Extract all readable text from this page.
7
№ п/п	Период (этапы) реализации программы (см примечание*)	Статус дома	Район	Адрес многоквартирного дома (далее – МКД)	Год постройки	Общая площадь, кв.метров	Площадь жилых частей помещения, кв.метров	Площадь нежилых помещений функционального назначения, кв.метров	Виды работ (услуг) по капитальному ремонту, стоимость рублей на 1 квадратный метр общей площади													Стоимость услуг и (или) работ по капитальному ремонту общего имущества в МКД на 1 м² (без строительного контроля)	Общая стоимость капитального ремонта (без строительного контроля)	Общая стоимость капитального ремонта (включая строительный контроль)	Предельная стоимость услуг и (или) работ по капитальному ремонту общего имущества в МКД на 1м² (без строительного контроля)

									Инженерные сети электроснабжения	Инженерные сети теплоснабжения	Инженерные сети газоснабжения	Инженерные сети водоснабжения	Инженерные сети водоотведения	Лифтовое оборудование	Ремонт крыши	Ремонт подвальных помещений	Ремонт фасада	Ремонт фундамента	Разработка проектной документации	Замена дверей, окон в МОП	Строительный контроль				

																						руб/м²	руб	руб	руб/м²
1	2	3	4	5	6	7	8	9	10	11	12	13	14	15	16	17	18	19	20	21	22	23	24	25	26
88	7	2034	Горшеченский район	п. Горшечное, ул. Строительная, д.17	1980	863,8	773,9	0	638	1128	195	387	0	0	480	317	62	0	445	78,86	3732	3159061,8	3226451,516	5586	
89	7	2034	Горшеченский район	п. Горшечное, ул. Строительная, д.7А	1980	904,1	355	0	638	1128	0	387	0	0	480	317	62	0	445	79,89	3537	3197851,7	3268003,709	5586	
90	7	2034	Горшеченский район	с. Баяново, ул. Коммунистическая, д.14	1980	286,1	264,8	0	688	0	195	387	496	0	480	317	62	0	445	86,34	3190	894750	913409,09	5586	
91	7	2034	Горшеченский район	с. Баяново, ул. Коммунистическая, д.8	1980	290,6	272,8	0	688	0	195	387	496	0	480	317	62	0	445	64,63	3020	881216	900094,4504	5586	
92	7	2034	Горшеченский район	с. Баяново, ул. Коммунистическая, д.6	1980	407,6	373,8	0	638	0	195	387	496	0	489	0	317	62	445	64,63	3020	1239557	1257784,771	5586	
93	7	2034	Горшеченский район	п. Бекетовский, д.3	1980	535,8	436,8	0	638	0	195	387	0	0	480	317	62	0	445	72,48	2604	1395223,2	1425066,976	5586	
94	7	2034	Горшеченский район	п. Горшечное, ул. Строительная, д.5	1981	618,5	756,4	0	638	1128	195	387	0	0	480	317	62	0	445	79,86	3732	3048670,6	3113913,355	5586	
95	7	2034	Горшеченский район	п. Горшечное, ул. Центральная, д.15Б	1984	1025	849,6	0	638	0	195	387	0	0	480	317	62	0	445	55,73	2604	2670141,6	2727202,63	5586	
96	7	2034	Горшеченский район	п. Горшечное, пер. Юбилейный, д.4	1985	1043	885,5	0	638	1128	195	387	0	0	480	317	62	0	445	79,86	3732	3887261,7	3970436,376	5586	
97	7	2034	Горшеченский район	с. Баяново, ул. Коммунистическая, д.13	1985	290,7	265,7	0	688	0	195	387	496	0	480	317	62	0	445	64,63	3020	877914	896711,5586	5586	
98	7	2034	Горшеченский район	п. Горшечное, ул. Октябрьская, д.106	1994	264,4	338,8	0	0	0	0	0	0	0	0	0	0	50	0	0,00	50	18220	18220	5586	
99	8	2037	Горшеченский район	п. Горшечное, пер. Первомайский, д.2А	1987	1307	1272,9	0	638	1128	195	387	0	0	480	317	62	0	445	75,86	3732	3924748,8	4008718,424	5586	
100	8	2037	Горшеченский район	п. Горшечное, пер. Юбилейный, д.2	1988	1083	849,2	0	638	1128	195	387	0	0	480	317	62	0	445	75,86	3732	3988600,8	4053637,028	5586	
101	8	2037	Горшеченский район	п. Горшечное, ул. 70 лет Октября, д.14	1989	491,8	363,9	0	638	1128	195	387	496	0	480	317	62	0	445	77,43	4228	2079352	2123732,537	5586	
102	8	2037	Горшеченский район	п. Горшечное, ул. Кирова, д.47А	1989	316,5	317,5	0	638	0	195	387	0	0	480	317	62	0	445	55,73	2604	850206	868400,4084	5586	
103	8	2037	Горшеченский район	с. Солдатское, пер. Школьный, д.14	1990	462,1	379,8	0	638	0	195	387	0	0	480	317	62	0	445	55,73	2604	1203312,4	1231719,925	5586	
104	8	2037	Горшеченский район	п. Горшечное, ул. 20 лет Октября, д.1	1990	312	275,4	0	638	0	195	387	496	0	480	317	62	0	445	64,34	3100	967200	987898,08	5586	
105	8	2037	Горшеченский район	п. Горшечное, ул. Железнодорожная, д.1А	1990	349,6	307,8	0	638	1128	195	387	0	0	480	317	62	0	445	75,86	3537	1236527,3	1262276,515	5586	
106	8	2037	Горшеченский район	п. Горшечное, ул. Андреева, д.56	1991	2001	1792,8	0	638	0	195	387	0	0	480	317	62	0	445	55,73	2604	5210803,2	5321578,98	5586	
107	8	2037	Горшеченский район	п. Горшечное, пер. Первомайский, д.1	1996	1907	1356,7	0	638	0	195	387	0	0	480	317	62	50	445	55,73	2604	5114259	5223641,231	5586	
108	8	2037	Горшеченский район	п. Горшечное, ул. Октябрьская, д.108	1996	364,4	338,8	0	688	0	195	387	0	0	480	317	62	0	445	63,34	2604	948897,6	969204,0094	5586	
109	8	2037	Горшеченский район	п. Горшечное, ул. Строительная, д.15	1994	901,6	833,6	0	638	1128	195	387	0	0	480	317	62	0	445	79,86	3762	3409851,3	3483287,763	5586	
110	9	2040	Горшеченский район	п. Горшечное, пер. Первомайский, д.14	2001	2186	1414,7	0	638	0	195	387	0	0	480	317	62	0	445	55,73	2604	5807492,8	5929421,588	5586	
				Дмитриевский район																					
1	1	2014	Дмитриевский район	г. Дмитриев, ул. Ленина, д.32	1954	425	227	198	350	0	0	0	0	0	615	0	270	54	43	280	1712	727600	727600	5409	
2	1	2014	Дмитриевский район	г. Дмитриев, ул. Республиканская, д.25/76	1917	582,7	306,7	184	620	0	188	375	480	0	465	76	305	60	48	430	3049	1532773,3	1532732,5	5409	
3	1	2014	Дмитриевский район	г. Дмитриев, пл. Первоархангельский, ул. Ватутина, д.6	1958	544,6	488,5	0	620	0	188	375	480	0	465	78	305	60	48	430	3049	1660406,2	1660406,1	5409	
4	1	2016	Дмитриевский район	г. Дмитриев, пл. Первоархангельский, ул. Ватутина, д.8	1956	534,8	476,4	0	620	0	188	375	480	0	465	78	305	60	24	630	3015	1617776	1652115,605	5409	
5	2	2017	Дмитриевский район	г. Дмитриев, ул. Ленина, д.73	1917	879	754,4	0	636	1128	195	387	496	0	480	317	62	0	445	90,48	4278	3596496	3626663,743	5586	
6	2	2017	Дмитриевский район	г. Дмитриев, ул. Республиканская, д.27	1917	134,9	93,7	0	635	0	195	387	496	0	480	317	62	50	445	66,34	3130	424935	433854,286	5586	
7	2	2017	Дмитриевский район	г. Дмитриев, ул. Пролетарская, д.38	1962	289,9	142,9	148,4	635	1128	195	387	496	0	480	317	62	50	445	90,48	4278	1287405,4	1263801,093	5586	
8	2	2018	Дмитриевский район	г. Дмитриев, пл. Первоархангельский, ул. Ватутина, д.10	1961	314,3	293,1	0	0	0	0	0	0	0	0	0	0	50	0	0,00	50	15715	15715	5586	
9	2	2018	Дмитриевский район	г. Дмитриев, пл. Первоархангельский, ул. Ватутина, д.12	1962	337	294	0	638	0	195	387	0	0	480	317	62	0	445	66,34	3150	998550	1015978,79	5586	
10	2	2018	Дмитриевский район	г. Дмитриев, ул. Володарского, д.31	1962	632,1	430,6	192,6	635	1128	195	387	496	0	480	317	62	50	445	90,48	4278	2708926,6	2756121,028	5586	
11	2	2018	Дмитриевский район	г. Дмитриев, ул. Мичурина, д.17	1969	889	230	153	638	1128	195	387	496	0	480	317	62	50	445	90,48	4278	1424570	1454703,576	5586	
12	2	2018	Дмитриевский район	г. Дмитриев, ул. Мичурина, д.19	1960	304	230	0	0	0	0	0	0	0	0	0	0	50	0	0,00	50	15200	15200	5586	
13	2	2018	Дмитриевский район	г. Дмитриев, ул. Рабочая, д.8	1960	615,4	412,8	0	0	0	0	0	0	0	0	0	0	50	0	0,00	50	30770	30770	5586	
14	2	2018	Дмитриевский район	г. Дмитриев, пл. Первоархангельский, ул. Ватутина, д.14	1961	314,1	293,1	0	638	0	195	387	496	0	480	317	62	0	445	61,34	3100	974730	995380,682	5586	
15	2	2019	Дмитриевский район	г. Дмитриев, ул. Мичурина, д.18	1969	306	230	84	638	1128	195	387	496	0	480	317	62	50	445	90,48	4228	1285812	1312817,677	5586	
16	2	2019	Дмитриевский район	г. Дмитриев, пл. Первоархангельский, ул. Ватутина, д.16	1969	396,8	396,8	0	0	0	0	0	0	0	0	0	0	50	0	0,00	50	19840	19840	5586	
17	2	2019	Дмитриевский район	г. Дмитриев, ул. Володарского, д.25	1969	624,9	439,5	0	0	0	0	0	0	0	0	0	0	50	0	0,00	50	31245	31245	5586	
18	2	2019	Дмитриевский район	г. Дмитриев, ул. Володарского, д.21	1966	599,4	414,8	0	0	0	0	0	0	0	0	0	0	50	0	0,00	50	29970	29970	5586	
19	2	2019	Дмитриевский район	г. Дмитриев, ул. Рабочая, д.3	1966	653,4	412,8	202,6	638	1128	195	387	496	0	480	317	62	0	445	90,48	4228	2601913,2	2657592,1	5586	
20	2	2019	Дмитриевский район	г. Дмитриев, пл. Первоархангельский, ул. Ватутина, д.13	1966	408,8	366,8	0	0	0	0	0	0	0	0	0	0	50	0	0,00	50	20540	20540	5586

────────────────

From the data, list each line in which the string "Володарского" appears.

Expected answer =
10	2	2018	Дмитриевский район	г. Дмитриев, ул. Володарского, д.31	1962	632,1	430,6	192,6	635	1128	195	387	496	0	480	317	62	50	445	90,48	4278	2708926,6	2756121,028	5586	
17	2	2019	Дмитриевский район	г. Дмитриев, ул. Володарского, д.25	1969	624,9	439,5	0	0	0	0	0	0	0	0	0	0	50	0	0,00	50	31245	31245	5586	
18	2	2019	Дмитриевский район	г. Дмитриев, ул. Володарского, д.21	1966	599,4	414,8	0	0	0	0	0	0	0	0	0	0	50	0	0,00	50	29970	29970	5586	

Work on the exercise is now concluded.